>> START

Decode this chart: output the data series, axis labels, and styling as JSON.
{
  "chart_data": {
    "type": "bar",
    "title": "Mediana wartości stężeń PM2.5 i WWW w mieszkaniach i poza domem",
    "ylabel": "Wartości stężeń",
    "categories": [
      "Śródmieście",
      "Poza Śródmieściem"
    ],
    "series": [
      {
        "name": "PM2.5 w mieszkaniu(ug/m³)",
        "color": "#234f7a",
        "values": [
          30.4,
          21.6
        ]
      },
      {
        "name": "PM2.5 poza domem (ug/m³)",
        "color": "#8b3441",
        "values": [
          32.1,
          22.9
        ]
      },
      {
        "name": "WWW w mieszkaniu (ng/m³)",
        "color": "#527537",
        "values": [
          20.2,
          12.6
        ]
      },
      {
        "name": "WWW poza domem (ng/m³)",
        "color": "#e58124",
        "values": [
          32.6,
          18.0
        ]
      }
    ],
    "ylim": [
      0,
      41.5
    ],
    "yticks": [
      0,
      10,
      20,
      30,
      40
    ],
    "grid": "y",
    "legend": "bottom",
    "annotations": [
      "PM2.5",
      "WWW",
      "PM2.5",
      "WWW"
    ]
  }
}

>> END

GIVEN INSTRUCTION:
Pick out the lines that include the word "stężeń" and write them out.

SOLUTION TO THE EXERCISE:
    "title": "Mediana wartości stężeń PM2.5 i WWW w mieszkaniach i poza domem",
    "ylabel": "Wartości stężeń",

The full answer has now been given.